═══ INFORMATION SHOWN

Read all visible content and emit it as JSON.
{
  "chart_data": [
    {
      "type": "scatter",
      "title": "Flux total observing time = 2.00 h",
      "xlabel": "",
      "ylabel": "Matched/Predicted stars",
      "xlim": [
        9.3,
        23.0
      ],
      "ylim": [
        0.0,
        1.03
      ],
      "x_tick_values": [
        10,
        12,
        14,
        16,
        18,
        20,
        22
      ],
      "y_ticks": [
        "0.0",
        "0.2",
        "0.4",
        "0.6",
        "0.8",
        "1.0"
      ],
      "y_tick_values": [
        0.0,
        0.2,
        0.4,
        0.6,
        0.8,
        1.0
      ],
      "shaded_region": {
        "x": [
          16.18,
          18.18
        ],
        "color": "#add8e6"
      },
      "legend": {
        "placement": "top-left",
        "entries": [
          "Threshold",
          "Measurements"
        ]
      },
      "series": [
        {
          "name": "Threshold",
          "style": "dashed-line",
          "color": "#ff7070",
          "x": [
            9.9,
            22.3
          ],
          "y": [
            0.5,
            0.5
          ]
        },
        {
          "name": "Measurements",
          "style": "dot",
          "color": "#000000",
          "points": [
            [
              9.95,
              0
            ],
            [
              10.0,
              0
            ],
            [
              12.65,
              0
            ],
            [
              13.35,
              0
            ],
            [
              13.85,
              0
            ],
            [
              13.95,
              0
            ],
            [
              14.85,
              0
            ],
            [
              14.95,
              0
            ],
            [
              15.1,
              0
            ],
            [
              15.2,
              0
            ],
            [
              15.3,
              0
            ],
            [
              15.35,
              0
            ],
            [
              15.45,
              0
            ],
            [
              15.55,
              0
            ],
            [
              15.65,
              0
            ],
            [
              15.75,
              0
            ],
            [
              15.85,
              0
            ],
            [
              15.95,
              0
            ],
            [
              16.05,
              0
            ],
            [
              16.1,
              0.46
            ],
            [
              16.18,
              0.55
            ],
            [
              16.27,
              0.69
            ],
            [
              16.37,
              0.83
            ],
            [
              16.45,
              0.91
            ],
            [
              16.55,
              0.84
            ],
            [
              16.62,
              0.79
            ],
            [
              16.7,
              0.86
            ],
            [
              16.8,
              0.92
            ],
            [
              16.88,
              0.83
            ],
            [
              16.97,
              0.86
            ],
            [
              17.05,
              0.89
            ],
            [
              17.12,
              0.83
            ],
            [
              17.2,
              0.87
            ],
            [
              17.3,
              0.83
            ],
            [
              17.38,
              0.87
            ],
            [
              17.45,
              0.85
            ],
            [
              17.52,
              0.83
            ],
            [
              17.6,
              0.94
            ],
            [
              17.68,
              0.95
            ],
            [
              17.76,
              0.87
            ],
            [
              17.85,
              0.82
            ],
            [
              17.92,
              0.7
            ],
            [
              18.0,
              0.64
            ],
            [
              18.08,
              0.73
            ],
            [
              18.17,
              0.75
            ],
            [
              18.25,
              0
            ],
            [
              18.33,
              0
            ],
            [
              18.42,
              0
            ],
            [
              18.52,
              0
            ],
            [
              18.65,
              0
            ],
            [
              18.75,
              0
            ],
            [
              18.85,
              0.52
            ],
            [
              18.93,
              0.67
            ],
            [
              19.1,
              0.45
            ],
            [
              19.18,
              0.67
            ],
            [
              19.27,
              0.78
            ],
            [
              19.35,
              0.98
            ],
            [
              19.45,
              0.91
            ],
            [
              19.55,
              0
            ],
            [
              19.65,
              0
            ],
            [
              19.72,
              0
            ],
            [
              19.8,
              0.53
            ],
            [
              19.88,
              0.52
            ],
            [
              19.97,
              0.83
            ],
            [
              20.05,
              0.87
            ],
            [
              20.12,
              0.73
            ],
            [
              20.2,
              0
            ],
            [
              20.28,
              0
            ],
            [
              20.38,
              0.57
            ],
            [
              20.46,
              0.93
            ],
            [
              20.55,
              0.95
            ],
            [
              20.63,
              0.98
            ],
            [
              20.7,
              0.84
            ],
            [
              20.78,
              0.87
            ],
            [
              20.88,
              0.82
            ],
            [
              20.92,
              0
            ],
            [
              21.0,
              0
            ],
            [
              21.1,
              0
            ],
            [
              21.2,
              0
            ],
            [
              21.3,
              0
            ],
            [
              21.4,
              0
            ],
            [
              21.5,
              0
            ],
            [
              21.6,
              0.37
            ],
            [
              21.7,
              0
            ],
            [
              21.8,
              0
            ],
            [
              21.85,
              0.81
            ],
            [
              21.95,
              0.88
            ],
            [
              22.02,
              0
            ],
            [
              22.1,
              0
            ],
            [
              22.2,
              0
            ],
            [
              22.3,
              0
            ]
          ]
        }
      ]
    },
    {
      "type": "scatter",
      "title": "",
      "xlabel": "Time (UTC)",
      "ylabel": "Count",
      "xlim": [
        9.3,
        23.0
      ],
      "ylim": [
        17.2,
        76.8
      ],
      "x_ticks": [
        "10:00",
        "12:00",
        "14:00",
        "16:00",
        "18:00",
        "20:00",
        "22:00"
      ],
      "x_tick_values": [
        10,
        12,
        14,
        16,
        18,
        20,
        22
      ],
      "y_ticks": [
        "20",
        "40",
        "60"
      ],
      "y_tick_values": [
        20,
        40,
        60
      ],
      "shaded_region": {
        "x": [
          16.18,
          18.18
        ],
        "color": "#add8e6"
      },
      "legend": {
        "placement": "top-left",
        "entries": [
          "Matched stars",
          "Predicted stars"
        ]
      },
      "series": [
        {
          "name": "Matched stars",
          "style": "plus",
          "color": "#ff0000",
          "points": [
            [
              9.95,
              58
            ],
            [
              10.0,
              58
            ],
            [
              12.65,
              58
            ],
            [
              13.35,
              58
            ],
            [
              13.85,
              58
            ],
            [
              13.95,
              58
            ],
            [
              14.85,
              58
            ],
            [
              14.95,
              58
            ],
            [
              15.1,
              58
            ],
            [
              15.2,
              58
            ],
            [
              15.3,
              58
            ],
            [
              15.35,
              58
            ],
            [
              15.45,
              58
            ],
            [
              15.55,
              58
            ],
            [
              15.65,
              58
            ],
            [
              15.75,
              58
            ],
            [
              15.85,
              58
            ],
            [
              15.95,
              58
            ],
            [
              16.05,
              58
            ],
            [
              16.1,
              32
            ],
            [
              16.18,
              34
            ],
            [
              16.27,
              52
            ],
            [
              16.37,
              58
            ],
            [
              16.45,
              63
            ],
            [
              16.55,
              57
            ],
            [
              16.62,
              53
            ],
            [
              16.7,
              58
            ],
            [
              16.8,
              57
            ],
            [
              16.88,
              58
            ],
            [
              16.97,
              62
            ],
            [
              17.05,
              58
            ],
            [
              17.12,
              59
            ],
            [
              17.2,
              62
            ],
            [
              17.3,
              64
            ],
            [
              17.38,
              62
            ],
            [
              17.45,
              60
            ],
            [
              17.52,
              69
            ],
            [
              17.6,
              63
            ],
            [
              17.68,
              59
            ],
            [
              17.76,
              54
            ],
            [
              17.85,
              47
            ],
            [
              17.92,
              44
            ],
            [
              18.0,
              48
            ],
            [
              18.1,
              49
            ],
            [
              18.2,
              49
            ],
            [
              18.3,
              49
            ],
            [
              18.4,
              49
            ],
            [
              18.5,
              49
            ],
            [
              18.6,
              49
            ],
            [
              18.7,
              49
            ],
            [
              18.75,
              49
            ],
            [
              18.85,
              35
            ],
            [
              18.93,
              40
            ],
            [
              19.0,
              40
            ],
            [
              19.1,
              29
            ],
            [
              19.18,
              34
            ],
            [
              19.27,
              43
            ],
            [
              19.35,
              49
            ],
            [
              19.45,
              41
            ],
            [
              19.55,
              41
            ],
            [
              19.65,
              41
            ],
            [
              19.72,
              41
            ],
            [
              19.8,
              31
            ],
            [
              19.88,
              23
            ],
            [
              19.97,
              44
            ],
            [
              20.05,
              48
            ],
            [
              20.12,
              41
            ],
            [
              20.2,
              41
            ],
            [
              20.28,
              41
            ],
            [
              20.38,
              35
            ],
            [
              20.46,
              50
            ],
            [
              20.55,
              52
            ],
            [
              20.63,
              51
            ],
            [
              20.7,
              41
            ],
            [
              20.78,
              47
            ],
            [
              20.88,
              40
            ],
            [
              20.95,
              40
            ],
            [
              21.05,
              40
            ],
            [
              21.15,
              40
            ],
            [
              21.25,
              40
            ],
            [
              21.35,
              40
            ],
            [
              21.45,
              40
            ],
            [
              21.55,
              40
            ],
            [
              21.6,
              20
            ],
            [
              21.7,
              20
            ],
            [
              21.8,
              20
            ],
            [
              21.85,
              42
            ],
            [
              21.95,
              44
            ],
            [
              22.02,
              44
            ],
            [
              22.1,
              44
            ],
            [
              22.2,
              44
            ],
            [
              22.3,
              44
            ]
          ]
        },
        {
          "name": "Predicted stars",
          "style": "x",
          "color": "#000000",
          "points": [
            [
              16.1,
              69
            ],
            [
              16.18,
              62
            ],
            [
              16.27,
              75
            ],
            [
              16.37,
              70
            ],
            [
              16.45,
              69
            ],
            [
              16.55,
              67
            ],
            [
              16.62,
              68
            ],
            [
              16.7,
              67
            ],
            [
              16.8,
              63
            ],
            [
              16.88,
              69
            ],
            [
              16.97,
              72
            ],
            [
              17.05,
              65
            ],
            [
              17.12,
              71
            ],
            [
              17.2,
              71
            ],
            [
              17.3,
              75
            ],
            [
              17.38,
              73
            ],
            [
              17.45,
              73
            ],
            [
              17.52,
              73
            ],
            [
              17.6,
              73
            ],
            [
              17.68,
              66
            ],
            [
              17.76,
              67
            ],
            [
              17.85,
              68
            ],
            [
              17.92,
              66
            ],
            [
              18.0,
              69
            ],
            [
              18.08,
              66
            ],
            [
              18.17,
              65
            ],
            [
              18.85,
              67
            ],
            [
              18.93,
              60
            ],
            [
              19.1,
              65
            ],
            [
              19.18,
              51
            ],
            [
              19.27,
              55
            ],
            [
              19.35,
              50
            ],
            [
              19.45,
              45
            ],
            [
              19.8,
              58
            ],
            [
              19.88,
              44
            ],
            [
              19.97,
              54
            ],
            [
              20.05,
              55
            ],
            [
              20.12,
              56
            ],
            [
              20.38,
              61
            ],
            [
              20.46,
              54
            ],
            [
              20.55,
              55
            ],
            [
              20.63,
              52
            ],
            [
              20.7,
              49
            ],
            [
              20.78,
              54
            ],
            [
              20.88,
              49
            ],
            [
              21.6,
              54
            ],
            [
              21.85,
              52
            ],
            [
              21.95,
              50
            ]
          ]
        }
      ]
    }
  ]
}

══════

Search the data for "title". Copy every line that has it.

      "title": "Flux total observing time = 2.00 h",
      "title": "",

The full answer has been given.